DATA TO PROCESS —

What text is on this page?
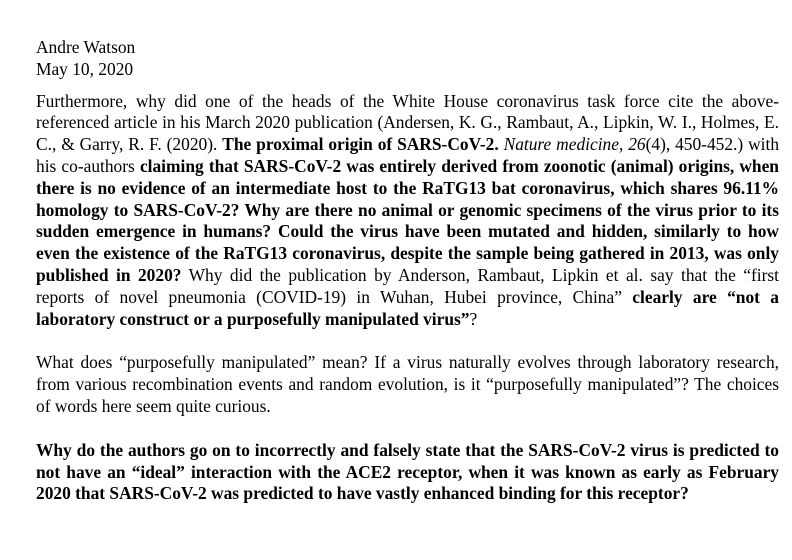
Andre Watson
May 10, 2020

Furthermore, why did one of the heads of the White House coronavirus task force cite the above-referenced article in his March 2020 publication (Andersen, K. G., Rambaut, A., Lipkin, W. I., Holmes, E. C., & Garry, R. F. (2020). The proximal origin of SARS-CoV-2. Nature medicine, 26(4), 450-452.) with his co-authors claiming that SARS-CoV-2 was entirely derived from zoonotic (animal) origins, when there is no evidence of an intermediate host to the RaTG13 bat coronavirus, which shares 96.11% homology to SARS-CoV-2? Why are there no animal or genomic specimens of the virus prior to its sudden emergence in humans? Could the virus have been mutated and hidden, similarly to how even the existence of the RaTG13 coronavirus, despite the sample being gathered in 2013, was only published in 2020? Why did the publication by Anderson, Rambaut, Lipkin et al. say that the “first reports of novel pneumonia (COVID-19) in Wuhan, Hubei province, China” clearly are “not a laboratory construct or a purposefully manipulated virus”?

What does “purposefully manipulated” mean? If a virus naturally evolves through laboratory research, from various recombination events and random evolution, is it “purposefully manipulated”? The choices of words here seem quite curious.

Why do the authors go on to incorrectly and falsely state that the SARS-CoV-2 virus is predicted to not have an “ideal” interaction with the ACE2 receptor, when it was known as early as February 2020 that SARS-CoV-2 was predicted to have vastly enhanced binding for this receptor?
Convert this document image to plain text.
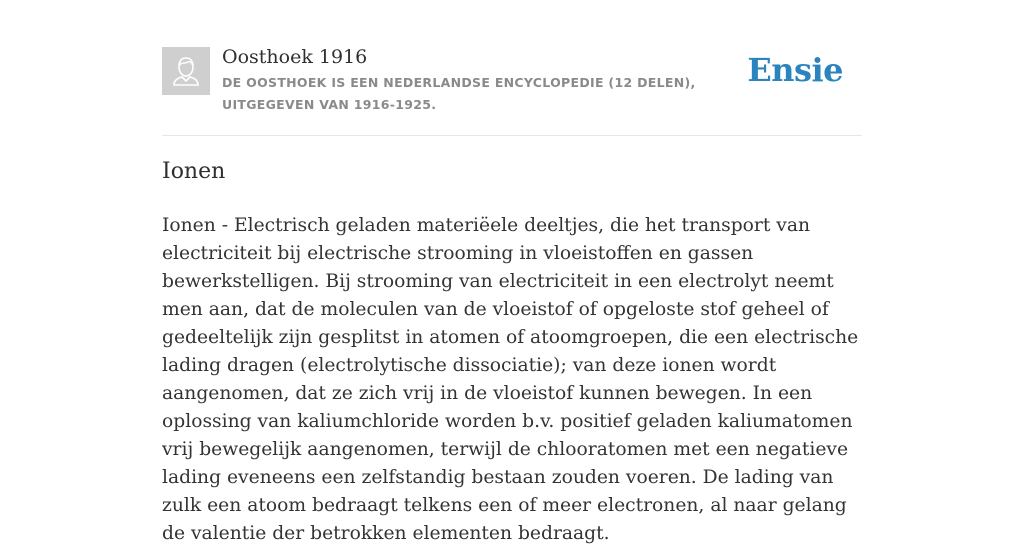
Oosthoek 1916
DE OOSTHOEK IS EEN NEDERLANDSE ENCYCLOPEDIE (12 DELEN), UITGEGEVEN VAN 1916-1925.
Ensie
Ionen

Ionen - Electrisch geladen materiëele deeltjes, die het transport van electriciteit bij electrische strooming in vloeistoffen en gassen bewerkstelligen. Bij strooming van electriciteit in een electrolyt neemt men aan, dat de moleculen van de vloeistof of opgeloste stof geheel of gedeeltelijk zijn gesplitst in atomen of atoomgroepen, die een electrische lading dragen (electrolytische dissociatie); van deze ionen wordt aangenomen, dat ze zich vrij in de vloeistof kunnen bewegen. In een oplossing van kaliumchloride worden b.v. positief geladen kaliumatomen vrij bewegelijk aangenomen, terwijl de chlooratomen met een negatieve lading eveneens een zelfstandig bestaan zouden voeren. De lading van zulk een atoom bedraagt telkens een of meer electronen, al naar gelang de valentie der betrokken elementen bedraagt.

YOUR INSTRUCTIONS —
Copy every line of the listing containing the string "Ionen".

YOUR SOLUTION —
Ionen
Ionen - Electrisch geladen materiëele deeltjes, die het transport van electriciteit bij electrische strooming in vloeistoffen en gassen bewerkstelligen. Bij strooming van electriciteit in een electrolyt neemt men aan, dat de moleculen van de vloeistof of opgeloste stof geheel of gedeeltelijk zijn gesplitst in atomen of atoomgroepen, die een electrische lading dragen (electrolytische dissociatie); van deze ionen wordt aangenomen, dat ze zich vrij in de vloeistof kunnen bewegen. In een oplossing van kaliumchloride worden b.v. positief geladen kaliumatomen vrij bewegelijk aangenomen, terwijl de chlooratomen met een negatieve lading eveneens een zelfstandig bestaan zouden voeren. De lading van zulk een atoom bedraagt telkens een of meer electronen, al naar gelang de valentie der betrokken elementen bedraagt.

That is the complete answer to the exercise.